Transcribe the records exactly. Pictures do not belong in the transcription.

>> BEGIN Records supplied

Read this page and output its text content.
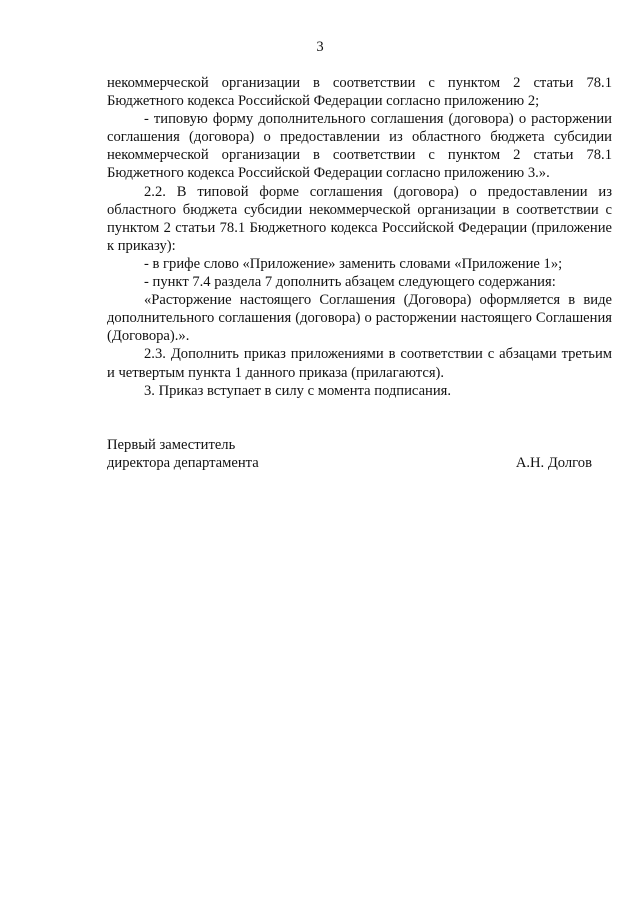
3

некоммерческой организации в соответствии с пунктом 2 статьи 78.1 Бюджетного кодекса Российской Федерации согласно приложению 2;

- типовую форму дополнительного соглашения (договора) о расторжении соглашения (договора) о предоставлении из областного бюджета субсидии некоммерческой организации в соответствии с пунктом 2 статьи 78.1 Бюджетного кодекса Российской Федерации согласно приложению 3.».

2.2. В типовой форме соглашения (договора) о предоставлении из областного бюджета субсидии некоммерческой организации в соответствии с пунктом 2 статьи 78.1 Бюджетного кодекса Российской Федерации (приложение к приказу):

- в грифе слово «Приложение» заменить словами «Приложение 1»;

- пункт 7.4 раздела 7 дополнить абзацем следующего содержания:

«Расторжение настоящего Соглашения (Договора) оформляется в виде дополнительного соглашения (договора) о расторжении настоящего Соглашения (Договора).».

2.3. Дополнить приказ приложениями в соответствии с абзацами третьим и четвертым пункта 1 данного приказа (прилагаются).

3. Приказ вступает в силу с момента подписания.

Первый заместитель
директора департамента	А.Н. Долгов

>> END Records supplied

* _Completed exercise_:
Read this page and output its text content.
3

некоммерческой организации в соответствии с пунктом 2 статьи 78.1 Бюджетного кодекса Российской Федерации согласно приложению 2;

- типовую форму дополнительного соглашения (договора) о расторжении соглашения (договора) о предоставлении из областного бюджета субсидии некоммерческой организации в соответствии с пунктом 2 статьи 78.1 Бюджетного кодекса Российской Федерации согласно приложению 3.».

2.2. В типовой форме соглашения (договора) о предоставлении из областного бюджета субсидии некоммерческой организации в соответствии с пунктом 2 статьи 78.1 Бюджетного кодекса Российской Федерации (приложение к приказу):

- в грифе слово «Приложение» заменить словами «Приложение 1»;

- пункт 7.4 раздела 7 дополнить абзацем следующего содержания:

«Расторжение настоящего Соглашения (Договора) оформляется в виде дополнительного соглашения (договора) о расторжении настоящего Соглашения (Договора).».

2.3. Дополнить приказ приложениями в соответствии с абзацами третьим и четвертым пункта 1 данного приказа (прилагаются).

3. Приказ вступает в силу с момента подписания.

Первый заместитель
директора департамента	А.Н. Долгов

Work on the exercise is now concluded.